## begin Records for processing

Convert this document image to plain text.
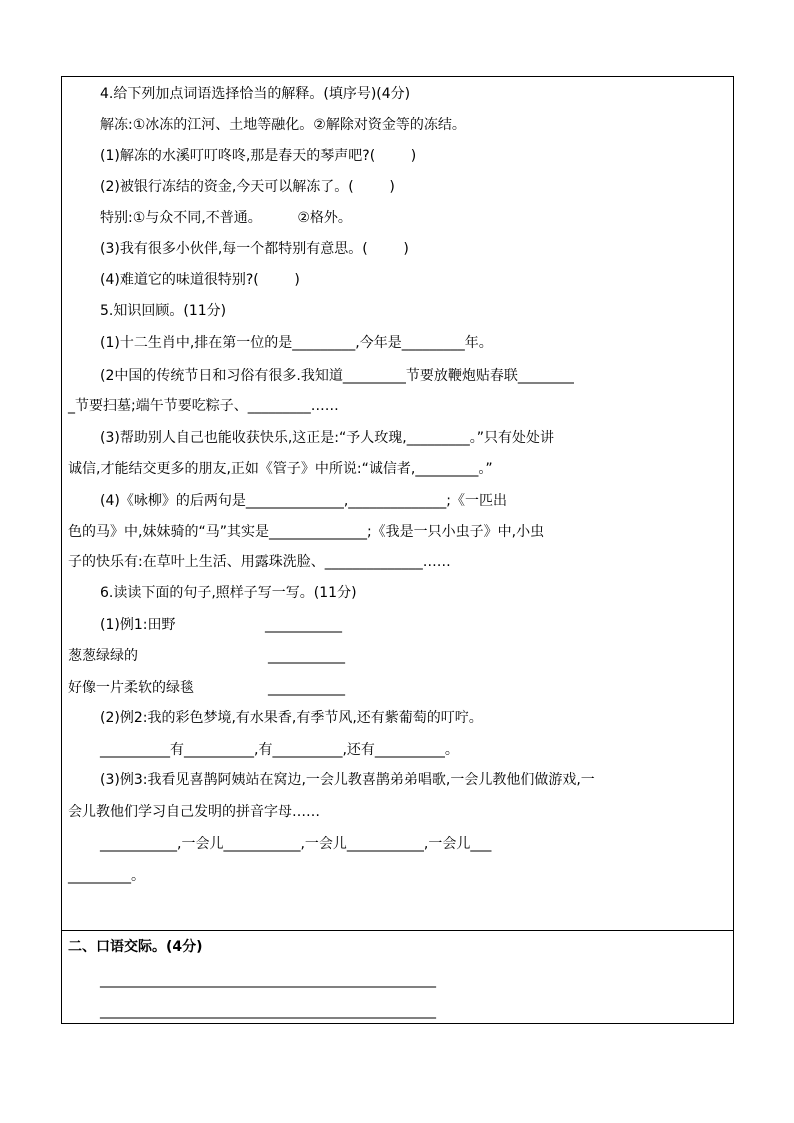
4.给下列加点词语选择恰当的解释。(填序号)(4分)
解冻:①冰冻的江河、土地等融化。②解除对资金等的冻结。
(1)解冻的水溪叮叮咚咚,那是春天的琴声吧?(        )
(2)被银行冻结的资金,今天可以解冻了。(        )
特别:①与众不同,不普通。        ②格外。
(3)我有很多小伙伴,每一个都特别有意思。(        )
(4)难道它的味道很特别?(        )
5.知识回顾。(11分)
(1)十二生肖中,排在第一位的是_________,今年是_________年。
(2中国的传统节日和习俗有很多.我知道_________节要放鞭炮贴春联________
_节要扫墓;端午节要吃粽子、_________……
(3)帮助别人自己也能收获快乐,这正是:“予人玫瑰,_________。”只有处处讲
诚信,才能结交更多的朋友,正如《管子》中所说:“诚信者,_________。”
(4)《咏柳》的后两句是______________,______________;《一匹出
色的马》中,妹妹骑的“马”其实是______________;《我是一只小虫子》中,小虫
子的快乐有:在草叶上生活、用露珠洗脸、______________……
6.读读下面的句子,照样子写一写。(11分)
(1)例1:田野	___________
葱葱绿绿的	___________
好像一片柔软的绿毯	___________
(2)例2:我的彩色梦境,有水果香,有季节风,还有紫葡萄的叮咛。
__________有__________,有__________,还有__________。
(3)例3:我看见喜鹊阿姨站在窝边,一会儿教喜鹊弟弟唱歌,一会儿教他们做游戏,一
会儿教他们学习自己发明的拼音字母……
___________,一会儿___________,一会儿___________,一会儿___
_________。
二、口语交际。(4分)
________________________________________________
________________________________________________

## end Records for processing

--- Short problem ---
Make an exact copy of every record, pictures excluded.

--- Written response ---
Convert this document image to plain text.
4.给下列加点词语选择恰当的解释。(填序号)(4分)
解冻:①冰冻的江河、土地等融化。②解除对资金等的冻结。
(1)解冻的水溪叮叮咚咚,那是春天的琴声吧?(        )
(2)被银行冻结的资金,今天可以解冻了。(        )
特别:①与众不同,不普通。        ②格外。
(3)我有很多小伙伴,每一个都特别有意思。(        )
(4)难道它的味道很特别?(        )
5.知识回顾。(11分)
(1)十二生肖中,排在第一位的是_________,今年是_________年。
(2中国的传统节日和习俗有很多.我知道_________节要放鞭炮贴春联________
_节要扫墓;端午节要吃粽子、_________……
(3)帮助别人自己也能收获快乐,这正是:“予人玫瑰,_________。”只有处处讲
诚信,才能结交更多的朋友,正如《管子》中所说:“诚信者,_________。”
(4)《咏柳》的后两句是______________,______________;《一匹出
色的马》中,妹妹骑的“马”其实是______________;《我是一只小虫子》中,小虫
子的快乐有:在草叶上生活、用露珠洗脸、______________……
6.读读下面的句子,照样子写一写。(11分)
(1)例1:田野	___________
葱葱绿绿的	___________
好像一片柔软的绿毯	___________
(2)例2:我的彩色梦境,有水果香,有季节风,还有紫葡萄的叮咛。
__________有__________,有__________,还有__________。
(3)例3:我看见喜鹊阿姨站在窝边,一会儿教喜鹊弟弟唱歌,一会儿教他们做游戏,一
会儿教他们学习自己发明的拼音字母……
___________,一会儿___________,一会儿___________,一会儿___
_________。
二、口语交际。(4分)
________________________________________________
________________________________________________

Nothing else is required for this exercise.